▶ [REQUIREMENT]: Copy the data that follows exactly. Include no pictures.

--- Start EXTRACTED INFORMATION ---

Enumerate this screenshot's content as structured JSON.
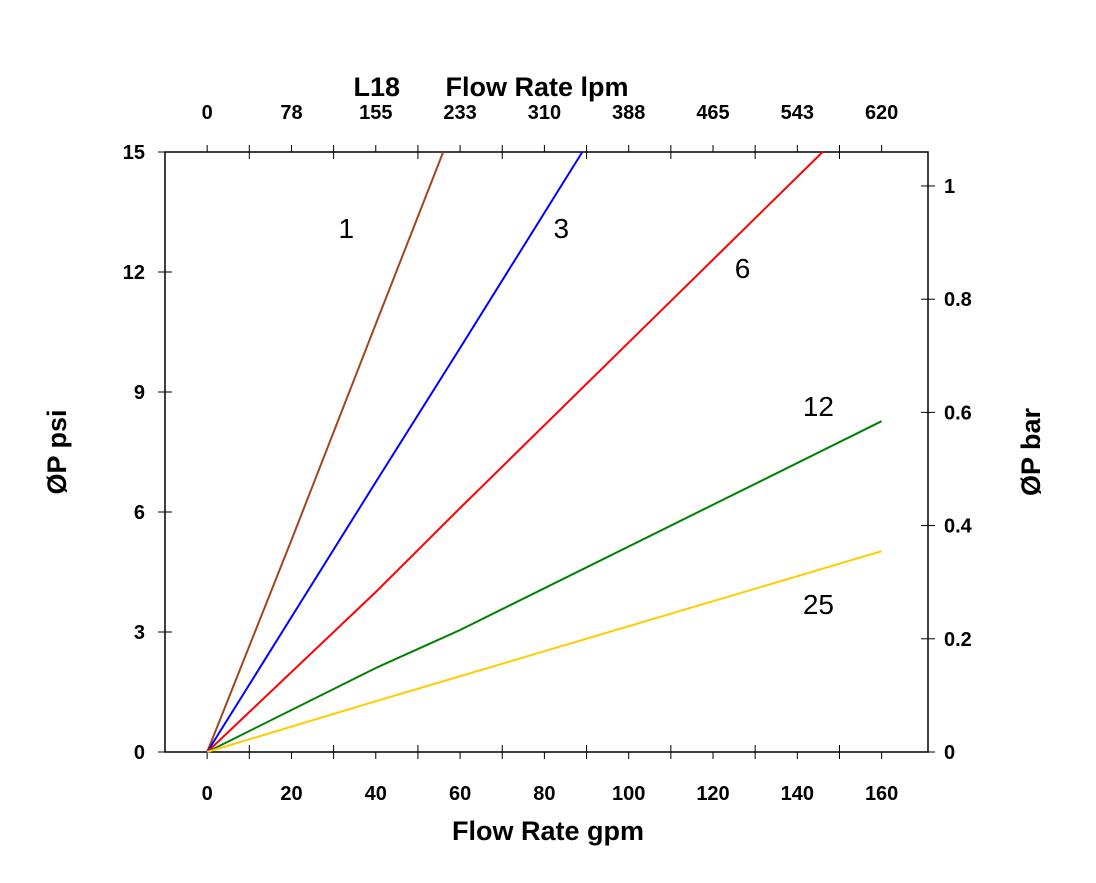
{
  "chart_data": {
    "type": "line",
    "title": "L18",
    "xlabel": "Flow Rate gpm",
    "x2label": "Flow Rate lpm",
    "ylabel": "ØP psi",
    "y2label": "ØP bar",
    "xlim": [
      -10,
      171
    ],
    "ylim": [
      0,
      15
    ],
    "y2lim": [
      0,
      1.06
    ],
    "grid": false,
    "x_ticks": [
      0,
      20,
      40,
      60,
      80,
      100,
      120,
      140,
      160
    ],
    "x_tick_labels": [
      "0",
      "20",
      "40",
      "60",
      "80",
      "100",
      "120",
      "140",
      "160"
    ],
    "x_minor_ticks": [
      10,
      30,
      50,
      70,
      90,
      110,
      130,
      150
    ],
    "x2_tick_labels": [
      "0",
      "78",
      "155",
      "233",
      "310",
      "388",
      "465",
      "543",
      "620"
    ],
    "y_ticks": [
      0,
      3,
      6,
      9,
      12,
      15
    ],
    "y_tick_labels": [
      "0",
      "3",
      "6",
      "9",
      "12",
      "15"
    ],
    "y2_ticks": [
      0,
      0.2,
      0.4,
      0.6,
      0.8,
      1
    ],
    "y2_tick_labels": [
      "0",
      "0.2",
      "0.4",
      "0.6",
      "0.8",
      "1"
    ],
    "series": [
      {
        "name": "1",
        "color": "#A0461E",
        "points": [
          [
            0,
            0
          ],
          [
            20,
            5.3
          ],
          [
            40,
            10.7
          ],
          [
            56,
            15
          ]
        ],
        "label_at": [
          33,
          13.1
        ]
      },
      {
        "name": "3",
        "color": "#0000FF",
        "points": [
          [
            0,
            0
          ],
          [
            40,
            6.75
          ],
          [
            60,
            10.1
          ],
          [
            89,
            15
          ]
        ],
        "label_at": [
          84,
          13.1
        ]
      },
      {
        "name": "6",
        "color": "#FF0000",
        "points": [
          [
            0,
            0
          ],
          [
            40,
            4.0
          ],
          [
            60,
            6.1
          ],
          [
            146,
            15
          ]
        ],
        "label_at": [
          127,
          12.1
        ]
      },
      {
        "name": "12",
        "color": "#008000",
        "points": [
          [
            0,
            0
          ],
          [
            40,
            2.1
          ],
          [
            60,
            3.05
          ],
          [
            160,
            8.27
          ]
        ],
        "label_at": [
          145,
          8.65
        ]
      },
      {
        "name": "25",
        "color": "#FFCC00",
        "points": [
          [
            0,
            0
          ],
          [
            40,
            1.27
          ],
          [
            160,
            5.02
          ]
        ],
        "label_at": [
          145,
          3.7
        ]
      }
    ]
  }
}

--- End EXTRACTED INFORMATION ---

▶ [WRITTEN SOLUTION]:
Enumerate this screenshot's content as structured JSON.
{
  "chart_data": {
    "type": "line",
    "title": "L18",
    "xlabel": "Flow Rate gpm",
    "x2label": "Flow Rate lpm",
    "ylabel": "ØP psi",
    "y2label": "ØP bar",
    "xlim": [
      -10,
      171
    ],
    "ylim": [
      0,
      15
    ],
    "y2lim": [
      0,
      1.06
    ],
    "grid": false,
    "x_ticks": [
      0,
      20,
      40,
      60,
      80,
      100,
      120,
      140,
      160
    ],
    "x_tick_labels": [
      "0",
      "20",
      "40",
      "60",
      "80",
      "100",
      "120",
      "140",
      "160"
    ],
    "x_minor_ticks": [
      10,
      30,
      50,
      70,
      90,
      110,
      130,
      150
    ],
    "x2_tick_labels": [
      "0",
      "78",
      "155",
      "233",
      "310",
      "388",
      "465",
      "543",
      "620"
    ],
    "y_ticks": [
      0,
      3,
      6,
      9,
      12,
      15
    ],
    "y_tick_labels": [
      "0",
      "3",
      "6",
      "9",
      "12",
      "15"
    ],
    "y2_ticks": [
      0,
      0.2,
      0.4,
      0.6,
      0.8,
      1
    ],
    "y2_tick_labels": [
      "0",
      "0.2",
      "0.4",
      "0.6",
      "0.8",
      "1"
    ],
    "series": [
      {
        "name": "1",
        "color": "#A0461E",
        "points": [
          [
            0,
            0
          ],
          [
            20,
            5.3
          ],
          [
            40,
            10.7
          ],
          [
            56,
            15
          ]
        ],
        "label_at": [
          33,
          13.1
        ]
      },
      {
        "name": "3",
        "color": "#0000FF",
        "points": [
          [
            0,
            0
          ],
          [
            40,
            6.75
          ],
          [
            60,
            10.1
          ],
          [
            89,
            15
          ]
        ],
        "label_at": [
          84,
          13.1
        ]
      },
      {
        "name": "6",
        "color": "#FF0000",
        "points": [
          [
            0,
            0
          ],
          [
            40,
            4.0
          ],
          [
            60,
            6.1
          ],
          [
            146,
            15
          ]
        ],
        "label_at": [
          127,
          12.1
        ]
      },
      {
        "name": "12",
        "color": "#008000",
        "points": [
          [
            0,
            0
          ],
          [
            40,
            2.1
          ],
          [
            60,
            3.05
          ],
          [
            160,
            8.27
          ]
        ],
        "label_at": [
          145,
          8.65
        ]
      },
      {
        "name": "25",
        "color": "#FFCC00",
        "points": [
          [
            0,
            0
          ],
          [
            40,
            1.27
          ],
          [
            160,
            5.02
          ]
        ],
        "label_at": [
          145,
          3.7
        ]
      }
    ]
  }
}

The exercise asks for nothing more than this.